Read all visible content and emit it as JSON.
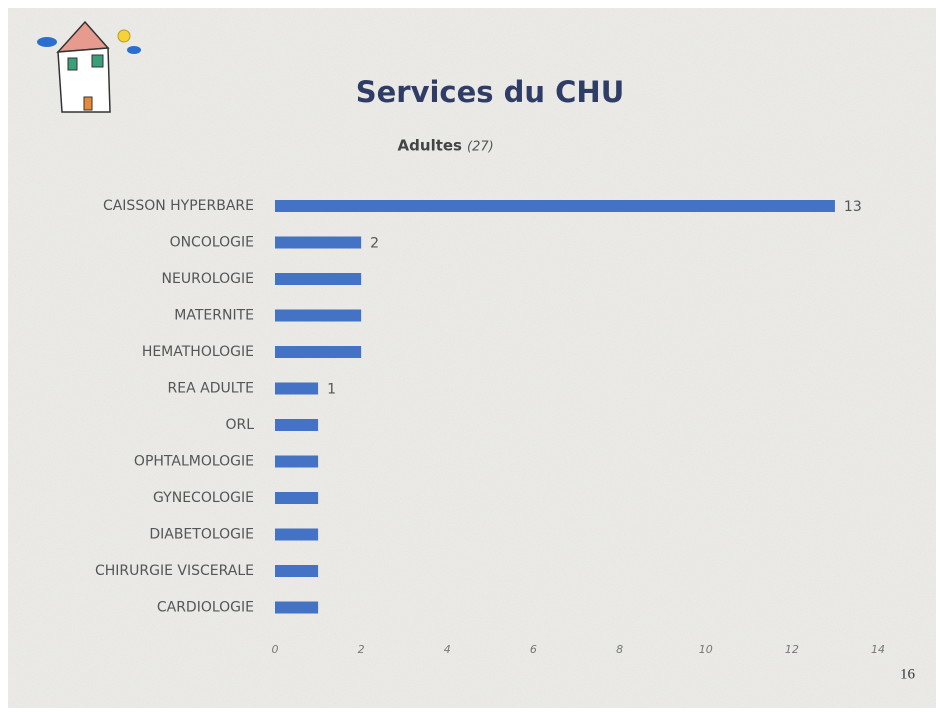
{
  "chart_data": {
    "type": "bar",
    "orientation": "horizontal",
    "title": "Services du CHU",
    "subtitle": "Adultes",
    "subtitle_note": "(27)",
    "categories": [
      "CAISSON HYPERBARE",
      "ONCOLOGIE",
      "NEUROLOGIE",
      "MATERNITE",
      "HEMATHOLOGIE",
      "REA ADULTE",
      "ORL",
      "OPHTALMOLOGIE",
      "GYNECOLOGIE",
      "DIABETOLOGIE",
      "CHIRURGIE VISCERALE",
      "CARDIOLOGIE"
    ],
    "values": [
      13,
      2,
      2,
      2,
      2,
      1,
      1,
      1,
      1,
      1,
      1,
      1
    ],
    "value_labels": [
      "13",
      "2",
      null,
      null,
      null,
      "1",
      null,
      null,
      null,
      null,
      null,
      null
    ],
    "color": "#4472c4",
    "xlim": [
      0,
      14
    ],
    "xticks": [
      0,
      2,
      4,
      6,
      8,
      10,
      12,
      14
    ],
    "grid": false
  },
  "page_number": "16"
}
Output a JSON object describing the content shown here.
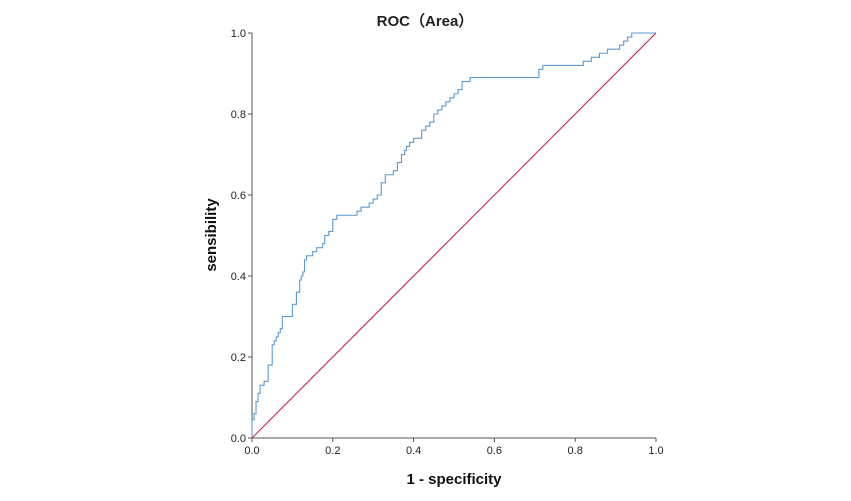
{
  "chart_data": {
    "type": "line",
    "title": "ROC（Area）",
    "xlabel": "1 - specificity",
    "ylabel": "sensibility",
    "xlim": [
      0,
      1
    ],
    "ylim": [
      0,
      1
    ],
    "x_ticks": [
      "0.0",
      "0.2",
      "0.4",
      "0.6",
      "0.8",
      "1.0"
    ],
    "y_ticks": [
      "0.0",
      "0.2",
      "0.4",
      "0.6",
      "0.8",
      "1.0"
    ],
    "grid": false,
    "legend": "none",
    "series": [
      {
        "color": "#5b9bd5",
        "step": true,
        "x": [
          0.0,
          0.0,
          0.005,
          0.01,
          0.015,
          0.02,
          0.03,
          0.04,
          0.05,
          0.055,
          0.06,
          0.065,
          0.07,
          0.075,
          0.085,
          0.1,
          0.11,
          0.118,
          0.122,
          0.126,
          0.13,
          0.135,
          0.14,
          0.15,
          0.16,
          0.175,
          0.18,
          0.19,
          0.2,
          0.21,
          0.215,
          0.225,
          0.26,
          0.27,
          0.29,
          0.3,
          0.31,
          0.32,
          0.33,
          0.34,
          0.35,
          0.36,
          0.37,
          0.378,
          0.382,
          0.39,
          0.4,
          0.42,
          0.43,
          0.44,
          0.45,
          0.46,
          0.47,
          0.48,
          0.49,
          0.5,
          0.51,
          0.52,
          0.54,
          0.55,
          0.56,
          0.58,
          0.6,
          0.62,
          0.66,
          0.69,
          0.71,
          0.72,
          0.74,
          0.78,
          0.82,
          0.84,
          0.86,
          0.88,
          0.91,
          0.92,
          0.93,
          0.94,
          1.0
        ],
        "y": [
          0.0,
          0.045,
          0.06,
          0.09,
          0.11,
          0.13,
          0.14,
          0.18,
          0.23,
          0.24,
          0.25,
          0.26,
          0.27,
          0.3,
          0.3,
          0.33,
          0.36,
          0.39,
          0.4,
          0.41,
          0.44,
          0.45,
          0.45,
          0.46,
          0.47,
          0.48,
          0.5,
          0.51,
          0.54,
          0.55,
          0.55,
          0.55,
          0.56,
          0.57,
          0.58,
          0.59,
          0.6,
          0.63,
          0.65,
          0.65,
          0.66,
          0.68,
          0.7,
          0.71,
          0.72,
          0.73,
          0.74,
          0.76,
          0.77,
          0.78,
          0.8,
          0.81,
          0.82,
          0.83,
          0.84,
          0.85,
          0.86,
          0.88,
          0.89,
          0.89,
          0.89,
          0.89,
          0.89,
          0.89,
          0.89,
          0.89,
          0.91,
          0.92,
          0.92,
          0.92,
          0.93,
          0.94,
          0.95,
          0.96,
          0.97,
          0.98,
          0.99,
          1.0,
          1.0
        ]
      },
      {
        "color": "#c8264f",
        "step": false,
        "x": [
          0,
          1
        ],
        "y": [
          0,
          1
        ]
      }
    ]
  }
}
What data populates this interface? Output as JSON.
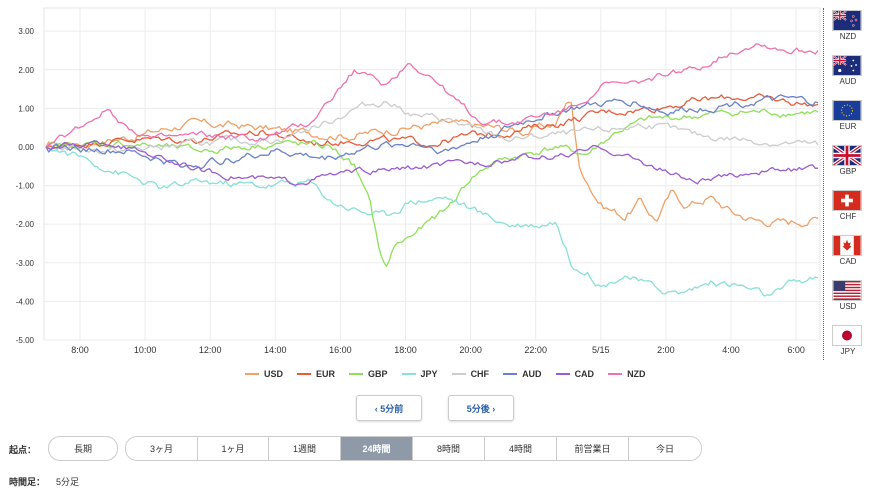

Exercise description >>
Without including any pictures, please restate all the records exactly.

Completed task >>
Read all visible content and emit it as JSON.
{
  "chart_data": {
    "type": "bar",
    "orientation": "horizontal",
    "title": "Services du CHU",
    "subtitle": "Adultes",
    "subtitle_note": "(27)",
    "categories": [
      "CAISSON HYPERBARE",
      "ONCOLOGIE",
      "NEUROLOGIE",
      "MATERNITE",
      "HEMATHOLOGIE",
      "REA ADULTE",
      "ORL",
      "OPHTALMOLOGIE",
      "GYNECOLOGIE",
      "DIABETOLOGIE",
      "CHIRURGIE VISCERALE",
      "CARDIOLOGIE"
    ],
    "values": [
      13,
      2,
      2,
      2,
      2,
      1,
      1,
      1,
      1,
      1,
      1,
      1
    ],
    "value_labels": [
      "13",
      "2",
      null,
      null,
      null,
      "1",
      null,
      null,
      null,
      null,
      null,
      null
    ],
    "color": "#4472c4",
    "xlim": [
      0,
      14
    ],
    "xticks": [
      0,
      2,
      4,
      6,
      8,
      10,
      12,
      14
    ],
    "grid": false
  },
  "page_number": "16"
}
Output a JSON object describing the content shown here.
{
  "chart_data": {
    "type": "line",
    "title": "ROC（Area）",
    "xlabel": "1 - specificity",
    "ylabel": "sensibility",
    "xlim": [
      0,
      1
    ],
    "ylim": [
      0,
      1
    ],
    "x_ticks": [
      "0.0",
      "0.2",
      "0.4",
      "0.6",
      "0.8",
      "1.0"
    ],
    "y_ticks": [
      "0.0",
      "0.2",
      "0.4",
      "0.6",
      "0.8",
      "1.0"
    ],
    "grid": false,
    "legend": "none",
    "series": [
      {
        "color": "#5b9bd5",
        "step": true,
        "x": [
          0.0,
          0.0,
          0.005,
          0.01,
          0.015,
          0.02,
          0.03,
          0.04,
          0.05,
          0.055,
          0.06,
          0.065,
          0.07,
          0.075,
          0.085,
          0.1,
          0.11,
          0.118,
          0.122,
          0.126,
          0.13,
          0.135,
          0.14,
          0.15,
          0.16,
          0.175,
          0.18,
          0.19,
          0.2,
          0.21,
          0.215,
          0.225,
          0.26,
          0.27,
          0.29,
          0.3,
          0.31,
          0.32,
          0.33,
          0.34,
          0.35,
          0.36,
          0.37,
          0.378,
          0.382,
          0.39,
          0.4,
          0.42,
          0.43,
          0.44,
          0.45,
          0.46,
          0.47,
          0.48,
          0.49,
          0.5,
          0.51,
          0.52,
          0.54,
          0.55,
          0.56,
          0.58,
          0.6,
          0.62,
          0.66,
          0.69,
          0.71,
          0.72,
          0.74,
          0.78,
          0.82,
          0.84,
          0.86,
          0.88,
          0.91,
          0.92,
          0.93,
          0.94,
          1.0
        ],
        "y": [
          0.0,
          0.045,
          0.06,
          0.09,
          0.11,
          0.13,
          0.14,
          0.18,
          0.23,
          0.24,
          0.25,
          0.26,
          0.27,
          0.3,
          0.3,
          0.33,
          0.36,
          0.39,
          0.4,
          0.41,
          0.44,
          0.45,
          0.45,
          0.46,
          0.47,
          0.48,
          0.5,
          0.51,
          0.54,
          0.55,
          0.55,
          0.55,
          0.56,
          0.57,
          0.58,
          0.59,
          0.6,
          0.63,
          0.65,
          0.65,
          0.66,
          0.68,
          0.7,
          0.71,
          0.72,
          0.73,
          0.74,
          0.76,
          0.77,
          0.78,
          0.8,
          0.81,
          0.82,
          0.83,
          0.84,
          0.85,
          0.86,
          0.88,
          0.89,
          0.89,
          0.89,
          0.89,
          0.89,
          0.89,
          0.89,
          0.89,
          0.91,
          0.92,
          0.92,
          0.92,
          0.93,
          0.94,
          0.95,
          0.96,
          0.97,
          0.98,
          0.99,
          1.0,
          1.0
        ]
      },
      {
        "color": "#c8264f",
        "step": false,
        "x": [
          0,
          1
        ],
        "y": [
          0,
          1
        ]
      }
    ]
  }
}
What data populates this interface? Output as JSON.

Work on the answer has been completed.